— begin INFORMATION GIVEN —

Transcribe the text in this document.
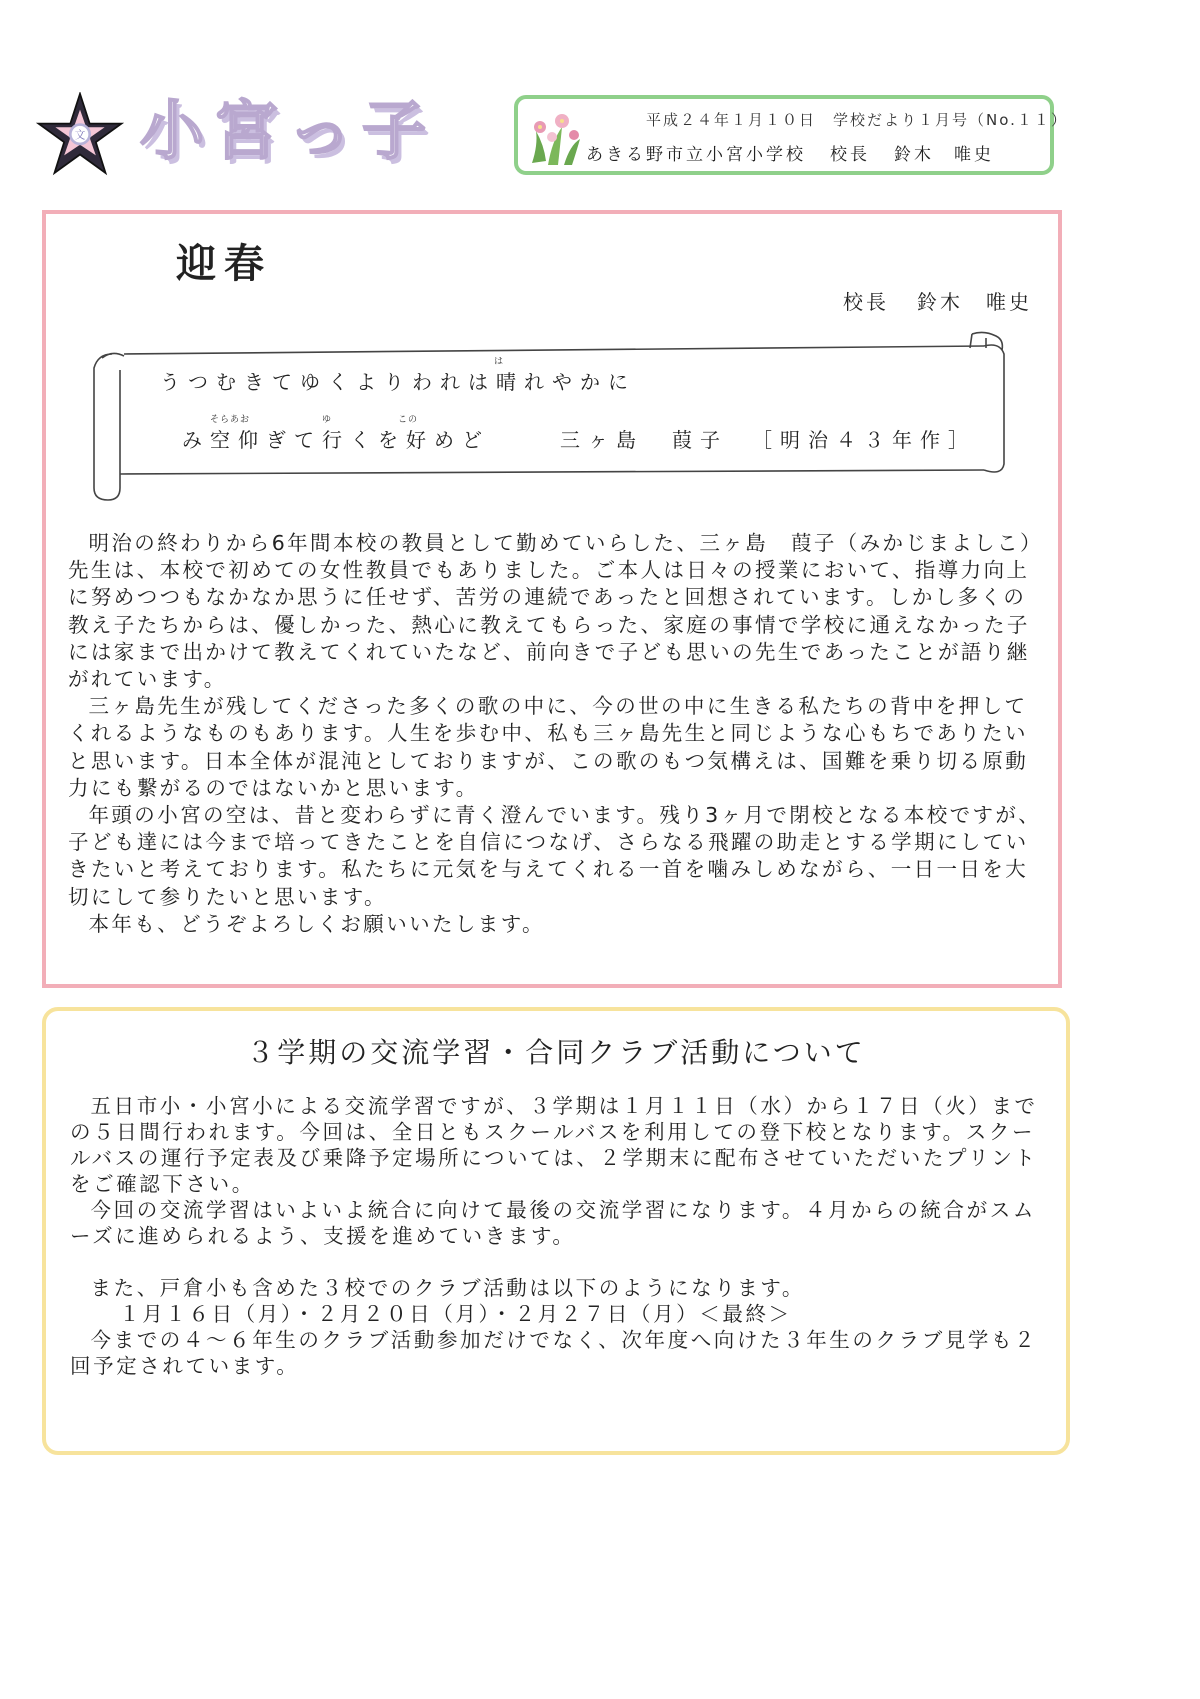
文 小宮っ子	平成２４年１月１０日　学校だより１月号（No.１１）
あきる野市立小宮小学校 校長 鈴木　唯史
迎春
校長 鈴木　唯史
うつむきてゆくよりわれは晴れやかに
は
み空仰ぎて行くを好めど	三ヶ島　葭子 ［明治４３年作］
そらあお	ゆ	この

明治の終わりから6年間本校の教員として勤めていらした、三ヶ島　葭子（みかじまよしこ）先生は、本校で初めての女性教員でもありました。ご本人は日々の授業において、指導力向上に努めつつもなかなか思うに任せず、苦労の連続であったと回想されています。しかし多くの教え子たちからは、優しかった、熱心に教えてもらった、家庭の事情で学校に通えなかった子には家まで出かけて教えてくれていたなど、前向きで子ども思いの先生であったことが語り継がれています。

三ヶ島先生が残してくださった多くの歌の中に、今の世の中に生きる私たちの背中を押してくれるようなものもあります。人生を歩む中、私も三ヶ島先生と同じような心もちでありたいと思います。日本全体が混沌としておりますが、この歌のもつ気構えは、国難を乗り切る原動力にも繋がるのではないかと思います。

年頭の小宮の空は、昔と変わらずに青く澄んでいます。残り3ヶ月で閉校となる本校ですが、子ども達には今まで培ってきたことを自信につなげ、さらなる飛躍の助走とする学期にしていきたいと考えております。私たちに元気を与えてくれる一首を噛みしめながら、一日一日を大切にして参りたいと思います。

本年も、どうぞよろしくお願いいたします。

３学期の交流学習・合同クラブ活動について

五日市小・小宮小による交流学習ですが、３学期は１月１１日（水）から１７日（火）までの５日間行われます。今回は、全日ともスクールバスを利用しての登下校となります。スクールバスの運行予定表及び乗降予定場所については、２学期末に配布させていただいたプリントをご確認下さい。

今回の交流学習はいよいよ統合に向けて最後の交流学習になります。４月からの統合がスムーズに進められるよう、支援を進めていきます。

また、戸倉小も含めた３校でのクラブ活動は以下のようになります。

１月１６日（月）・２月２０日（月）・２月２７日（月）＜最終＞

今までの４～６年生のクラブ活動参加だけでなく、次年度へ向けた３年生のクラブ見学も２回予定されています。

— end INFORMATION GIVEN —

> **REQUIRED WORK**: Give an exact reproduction of every line, leaving out any picture.

> **RESULT FOR THIS EXERCISE**:
Transcribe the text in this document.
文 小宮っ子	平成２４年１月１０日　学校だより１月号（No.１１）
あきる野市立小宮小学校 校長 鈴木　唯史
迎春
校長 鈴木　唯史
うつむきてゆくよりわれは晴れやかに
は
み空仰ぎて行くを好めど	三ヶ島　葭子 ［明治４３年作］
そらあお	ゆ	この

明治の終わりから6年間本校の教員として勤めていらした、三ヶ島　葭子（みかじまよしこ）先生は、本校で初めての女性教員でもありました。ご本人は日々の授業において、指導力向上に努めつつもなかなか思うに任せず、苦労の連続であったと回想されています。しかし多くの教え子たちからは、優しかった、熱心に教えてもらった、家庭の事情で学校に通えなかった子には家まで出かけて教えてくれていたなど、前向きで子ども思いの先生であったことが語り継がれています。

三ヶ島先生が残してくださった多くの歌の中に、今の世の中に生きる私たちの背中を押してくれるようなものもあります。人生を歩む中、私も三ヶ島先生と同じような心もちでありたいと思います。日本全体が混沌としておりますが、この歌のもつ気構えは、国難を乗り切る原動力にも繋がるのではないかと思います。

年頭の小宮の空は、昔と変わらずに青く澄んでいます。残り3ヶ月で閉校となる本校ですが、子ども達には今まで培ってきたことを自信につなげ、さらなる飛躍の助走とする学期にしていきたいと考えております。私たちに元気を与えてくれる一首を噛みしめながら、一日一日を大切にして参りたいと思います。

本年も、どうぞよろしくお願いいたします。

３学期の交流学習・合同クラブ活動について

五日市小・小宮小による交流学習ですが、３学期は１月１１日（水）から１７日（火）までの５日間行われます。今回は、全日ともスクールバスを利用しての登下校となります。スクールバスの運行予定表及び乗降予定場所については、２学期末に配布させていただいたプリントをご確認下さい。

今回の交流学習はいよいよ統合に向けて最後の交流学習になります。４月からの統合がスムーズに進められるよう、支援を進めていきます。

また、戸倉小も含めた３校でのクラブ活動は以下のようになります。

１月１６日（月）・２月２０日（月）・２月２７日（月）＜最終＞

今までの４～６年生のクラブ活動参加だけでなく、次年度へ向けた３年生のクラブ見学も２回予定されています。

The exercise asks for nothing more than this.